_Brief_
Write only the number of lines holding the string "assembly".

(Records about charts and figures)
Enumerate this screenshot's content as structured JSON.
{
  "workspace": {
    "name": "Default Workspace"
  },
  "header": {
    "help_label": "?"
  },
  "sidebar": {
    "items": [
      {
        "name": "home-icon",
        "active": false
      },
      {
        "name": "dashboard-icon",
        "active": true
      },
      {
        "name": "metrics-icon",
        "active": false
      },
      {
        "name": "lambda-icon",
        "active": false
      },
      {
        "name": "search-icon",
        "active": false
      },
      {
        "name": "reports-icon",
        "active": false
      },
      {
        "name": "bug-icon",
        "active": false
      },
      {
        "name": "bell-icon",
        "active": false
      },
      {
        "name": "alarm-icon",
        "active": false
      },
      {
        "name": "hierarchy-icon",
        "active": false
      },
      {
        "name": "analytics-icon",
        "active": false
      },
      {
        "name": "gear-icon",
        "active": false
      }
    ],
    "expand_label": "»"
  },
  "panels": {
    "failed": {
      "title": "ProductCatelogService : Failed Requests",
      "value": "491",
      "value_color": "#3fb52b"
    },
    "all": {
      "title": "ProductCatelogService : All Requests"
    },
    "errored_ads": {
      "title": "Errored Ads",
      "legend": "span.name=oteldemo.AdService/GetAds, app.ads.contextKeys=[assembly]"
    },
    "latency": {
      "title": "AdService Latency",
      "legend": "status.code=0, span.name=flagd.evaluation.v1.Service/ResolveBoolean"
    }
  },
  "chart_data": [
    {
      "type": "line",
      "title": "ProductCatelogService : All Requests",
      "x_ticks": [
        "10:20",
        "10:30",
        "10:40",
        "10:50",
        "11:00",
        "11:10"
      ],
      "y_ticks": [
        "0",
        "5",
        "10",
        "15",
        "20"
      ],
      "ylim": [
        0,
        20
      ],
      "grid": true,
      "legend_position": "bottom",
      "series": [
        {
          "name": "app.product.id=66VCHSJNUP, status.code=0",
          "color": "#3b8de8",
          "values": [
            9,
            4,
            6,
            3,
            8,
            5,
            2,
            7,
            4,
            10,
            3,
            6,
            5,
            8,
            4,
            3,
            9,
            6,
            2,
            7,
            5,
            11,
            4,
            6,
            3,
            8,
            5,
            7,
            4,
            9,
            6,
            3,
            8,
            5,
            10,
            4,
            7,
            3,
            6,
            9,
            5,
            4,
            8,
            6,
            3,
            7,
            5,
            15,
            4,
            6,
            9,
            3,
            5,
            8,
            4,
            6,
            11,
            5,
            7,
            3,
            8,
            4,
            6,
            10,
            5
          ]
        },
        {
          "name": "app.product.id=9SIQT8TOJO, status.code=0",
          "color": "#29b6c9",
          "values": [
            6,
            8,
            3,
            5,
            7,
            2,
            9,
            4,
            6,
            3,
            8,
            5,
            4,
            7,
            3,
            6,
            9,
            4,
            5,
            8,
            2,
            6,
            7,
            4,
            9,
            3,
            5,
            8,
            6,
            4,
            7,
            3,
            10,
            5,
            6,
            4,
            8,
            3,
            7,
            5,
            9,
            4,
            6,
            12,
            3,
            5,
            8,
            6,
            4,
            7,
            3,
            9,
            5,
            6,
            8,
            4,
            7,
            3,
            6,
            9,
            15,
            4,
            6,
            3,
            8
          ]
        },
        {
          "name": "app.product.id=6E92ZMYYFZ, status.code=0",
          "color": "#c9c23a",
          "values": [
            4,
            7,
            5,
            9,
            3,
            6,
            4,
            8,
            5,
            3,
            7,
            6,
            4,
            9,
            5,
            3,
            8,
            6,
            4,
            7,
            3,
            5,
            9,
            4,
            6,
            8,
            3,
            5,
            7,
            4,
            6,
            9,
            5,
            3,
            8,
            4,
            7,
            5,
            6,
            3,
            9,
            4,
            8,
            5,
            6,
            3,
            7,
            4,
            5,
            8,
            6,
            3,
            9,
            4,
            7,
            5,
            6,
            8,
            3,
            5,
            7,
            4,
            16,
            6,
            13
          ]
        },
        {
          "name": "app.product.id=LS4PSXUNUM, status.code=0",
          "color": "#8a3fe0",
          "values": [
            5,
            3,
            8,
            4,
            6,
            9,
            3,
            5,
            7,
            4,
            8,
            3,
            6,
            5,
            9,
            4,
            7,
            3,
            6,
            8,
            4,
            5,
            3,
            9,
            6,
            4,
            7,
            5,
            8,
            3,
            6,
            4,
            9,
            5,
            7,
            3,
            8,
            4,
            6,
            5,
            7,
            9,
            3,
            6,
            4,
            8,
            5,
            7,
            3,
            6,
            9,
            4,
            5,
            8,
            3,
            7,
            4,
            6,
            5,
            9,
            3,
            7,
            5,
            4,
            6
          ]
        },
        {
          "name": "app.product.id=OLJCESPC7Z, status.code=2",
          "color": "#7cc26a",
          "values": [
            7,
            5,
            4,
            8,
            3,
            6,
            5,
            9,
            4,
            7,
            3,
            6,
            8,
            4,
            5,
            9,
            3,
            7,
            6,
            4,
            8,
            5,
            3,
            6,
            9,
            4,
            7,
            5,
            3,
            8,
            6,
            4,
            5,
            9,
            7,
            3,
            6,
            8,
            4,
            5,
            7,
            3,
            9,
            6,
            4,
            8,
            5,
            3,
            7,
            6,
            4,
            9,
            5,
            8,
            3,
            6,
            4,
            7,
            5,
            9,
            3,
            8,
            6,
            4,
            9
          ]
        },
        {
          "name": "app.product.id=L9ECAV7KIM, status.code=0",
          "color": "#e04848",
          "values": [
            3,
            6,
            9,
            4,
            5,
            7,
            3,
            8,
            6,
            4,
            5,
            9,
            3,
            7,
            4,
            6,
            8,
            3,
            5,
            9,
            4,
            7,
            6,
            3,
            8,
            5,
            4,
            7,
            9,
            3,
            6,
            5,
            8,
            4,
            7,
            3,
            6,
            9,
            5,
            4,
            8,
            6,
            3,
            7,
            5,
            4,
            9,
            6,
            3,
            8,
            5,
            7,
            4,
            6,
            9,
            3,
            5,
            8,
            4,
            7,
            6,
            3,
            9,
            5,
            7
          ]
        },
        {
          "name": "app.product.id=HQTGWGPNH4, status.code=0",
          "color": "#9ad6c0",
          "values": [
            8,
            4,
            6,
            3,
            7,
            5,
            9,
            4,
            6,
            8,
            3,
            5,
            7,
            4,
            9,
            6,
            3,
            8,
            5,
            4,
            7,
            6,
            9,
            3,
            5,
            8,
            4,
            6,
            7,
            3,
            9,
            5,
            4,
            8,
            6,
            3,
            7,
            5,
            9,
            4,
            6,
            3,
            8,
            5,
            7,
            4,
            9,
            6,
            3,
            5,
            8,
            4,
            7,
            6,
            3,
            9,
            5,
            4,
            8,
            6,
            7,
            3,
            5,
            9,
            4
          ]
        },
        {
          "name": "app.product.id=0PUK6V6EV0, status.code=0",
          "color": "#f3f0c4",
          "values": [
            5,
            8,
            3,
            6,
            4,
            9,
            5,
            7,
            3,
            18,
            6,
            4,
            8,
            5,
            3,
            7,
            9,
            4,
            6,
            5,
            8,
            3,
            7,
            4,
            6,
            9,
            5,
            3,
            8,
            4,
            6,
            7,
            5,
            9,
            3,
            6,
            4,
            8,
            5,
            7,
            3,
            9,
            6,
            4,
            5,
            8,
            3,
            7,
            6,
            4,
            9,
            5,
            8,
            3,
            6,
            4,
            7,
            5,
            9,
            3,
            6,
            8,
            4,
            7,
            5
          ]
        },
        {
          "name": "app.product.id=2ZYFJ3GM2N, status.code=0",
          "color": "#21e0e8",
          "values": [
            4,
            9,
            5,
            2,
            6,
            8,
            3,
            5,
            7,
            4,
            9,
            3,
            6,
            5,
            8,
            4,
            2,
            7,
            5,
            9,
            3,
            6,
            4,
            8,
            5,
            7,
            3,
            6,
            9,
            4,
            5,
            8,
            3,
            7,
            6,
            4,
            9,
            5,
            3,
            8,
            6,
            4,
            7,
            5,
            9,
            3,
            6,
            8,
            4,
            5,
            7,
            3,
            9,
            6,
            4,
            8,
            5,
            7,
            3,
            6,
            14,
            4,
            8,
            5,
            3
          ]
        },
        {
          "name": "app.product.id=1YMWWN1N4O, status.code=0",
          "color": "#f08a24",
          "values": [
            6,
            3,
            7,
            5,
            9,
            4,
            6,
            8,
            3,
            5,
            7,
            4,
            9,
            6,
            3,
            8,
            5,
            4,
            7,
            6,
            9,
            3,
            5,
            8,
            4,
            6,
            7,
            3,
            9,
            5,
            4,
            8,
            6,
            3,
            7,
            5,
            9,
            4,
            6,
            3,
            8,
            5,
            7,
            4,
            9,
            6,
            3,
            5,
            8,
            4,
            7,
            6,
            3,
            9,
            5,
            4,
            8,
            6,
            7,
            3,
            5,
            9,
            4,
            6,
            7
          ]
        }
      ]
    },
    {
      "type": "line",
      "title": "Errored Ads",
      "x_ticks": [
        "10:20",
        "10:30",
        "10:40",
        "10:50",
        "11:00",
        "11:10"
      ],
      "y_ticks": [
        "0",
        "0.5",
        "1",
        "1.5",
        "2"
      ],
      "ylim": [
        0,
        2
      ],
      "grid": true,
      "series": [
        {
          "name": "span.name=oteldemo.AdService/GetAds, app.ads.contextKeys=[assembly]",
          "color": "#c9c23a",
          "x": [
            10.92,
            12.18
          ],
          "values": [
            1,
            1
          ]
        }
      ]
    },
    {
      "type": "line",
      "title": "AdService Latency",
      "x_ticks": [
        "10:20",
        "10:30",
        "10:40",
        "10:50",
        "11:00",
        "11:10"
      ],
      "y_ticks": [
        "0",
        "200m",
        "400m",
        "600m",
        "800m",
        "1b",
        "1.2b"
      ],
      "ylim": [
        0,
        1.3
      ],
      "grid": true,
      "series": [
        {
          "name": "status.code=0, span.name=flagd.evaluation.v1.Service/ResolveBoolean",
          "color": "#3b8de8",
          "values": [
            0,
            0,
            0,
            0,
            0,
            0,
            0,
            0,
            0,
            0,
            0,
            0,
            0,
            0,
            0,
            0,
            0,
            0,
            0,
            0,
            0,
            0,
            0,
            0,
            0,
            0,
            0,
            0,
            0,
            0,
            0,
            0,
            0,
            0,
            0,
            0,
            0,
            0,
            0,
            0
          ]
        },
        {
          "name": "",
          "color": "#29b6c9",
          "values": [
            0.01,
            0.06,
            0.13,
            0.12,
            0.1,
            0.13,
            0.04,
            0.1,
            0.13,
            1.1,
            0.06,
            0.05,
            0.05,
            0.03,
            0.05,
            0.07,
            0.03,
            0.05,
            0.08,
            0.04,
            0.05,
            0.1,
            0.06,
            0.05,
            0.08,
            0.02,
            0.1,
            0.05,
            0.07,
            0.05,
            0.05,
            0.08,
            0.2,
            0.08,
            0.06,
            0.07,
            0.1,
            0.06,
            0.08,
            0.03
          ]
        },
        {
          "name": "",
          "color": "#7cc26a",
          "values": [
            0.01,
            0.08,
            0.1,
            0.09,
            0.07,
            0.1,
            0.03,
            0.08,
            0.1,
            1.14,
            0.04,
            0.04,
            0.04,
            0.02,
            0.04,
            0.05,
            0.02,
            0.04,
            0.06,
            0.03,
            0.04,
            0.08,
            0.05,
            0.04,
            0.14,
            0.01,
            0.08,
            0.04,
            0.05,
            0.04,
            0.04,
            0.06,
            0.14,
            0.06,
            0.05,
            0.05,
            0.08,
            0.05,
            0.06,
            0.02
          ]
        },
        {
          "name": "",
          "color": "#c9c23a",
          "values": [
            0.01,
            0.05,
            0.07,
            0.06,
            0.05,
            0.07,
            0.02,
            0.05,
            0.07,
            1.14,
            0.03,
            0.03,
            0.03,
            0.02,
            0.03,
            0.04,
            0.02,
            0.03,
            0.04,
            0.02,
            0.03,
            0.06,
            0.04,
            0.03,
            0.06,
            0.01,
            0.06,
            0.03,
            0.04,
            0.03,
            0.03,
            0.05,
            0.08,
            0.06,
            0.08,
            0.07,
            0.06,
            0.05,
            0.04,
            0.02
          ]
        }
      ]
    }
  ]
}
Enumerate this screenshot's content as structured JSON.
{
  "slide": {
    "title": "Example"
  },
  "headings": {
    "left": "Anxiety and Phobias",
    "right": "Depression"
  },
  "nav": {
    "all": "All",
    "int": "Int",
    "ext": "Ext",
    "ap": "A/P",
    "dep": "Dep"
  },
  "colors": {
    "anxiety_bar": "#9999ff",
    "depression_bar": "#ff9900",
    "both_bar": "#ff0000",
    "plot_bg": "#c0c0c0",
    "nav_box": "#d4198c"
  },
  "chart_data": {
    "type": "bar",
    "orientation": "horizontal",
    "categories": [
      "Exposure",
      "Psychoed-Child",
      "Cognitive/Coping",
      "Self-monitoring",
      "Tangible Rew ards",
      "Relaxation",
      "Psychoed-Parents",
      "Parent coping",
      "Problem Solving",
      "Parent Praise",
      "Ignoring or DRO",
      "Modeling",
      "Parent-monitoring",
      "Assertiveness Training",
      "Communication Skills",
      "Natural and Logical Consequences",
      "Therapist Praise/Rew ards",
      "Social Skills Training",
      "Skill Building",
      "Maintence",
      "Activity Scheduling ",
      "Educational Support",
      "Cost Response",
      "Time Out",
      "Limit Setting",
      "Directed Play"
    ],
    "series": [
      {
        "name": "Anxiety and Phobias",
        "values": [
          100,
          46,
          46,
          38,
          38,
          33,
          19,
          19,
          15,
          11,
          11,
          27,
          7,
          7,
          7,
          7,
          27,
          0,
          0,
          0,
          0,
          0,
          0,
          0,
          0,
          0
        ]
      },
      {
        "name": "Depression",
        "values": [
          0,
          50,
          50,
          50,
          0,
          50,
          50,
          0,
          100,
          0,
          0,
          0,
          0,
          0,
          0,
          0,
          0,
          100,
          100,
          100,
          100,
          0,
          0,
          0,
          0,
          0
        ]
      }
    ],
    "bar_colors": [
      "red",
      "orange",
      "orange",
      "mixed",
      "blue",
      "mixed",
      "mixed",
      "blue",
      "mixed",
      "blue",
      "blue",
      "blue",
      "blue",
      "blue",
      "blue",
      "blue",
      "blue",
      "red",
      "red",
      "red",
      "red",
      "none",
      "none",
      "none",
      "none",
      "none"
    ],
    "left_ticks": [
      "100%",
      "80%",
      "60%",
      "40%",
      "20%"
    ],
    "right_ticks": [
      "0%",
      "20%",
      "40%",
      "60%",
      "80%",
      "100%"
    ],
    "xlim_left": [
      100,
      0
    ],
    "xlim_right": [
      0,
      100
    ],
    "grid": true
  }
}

_Output for this exercise_
2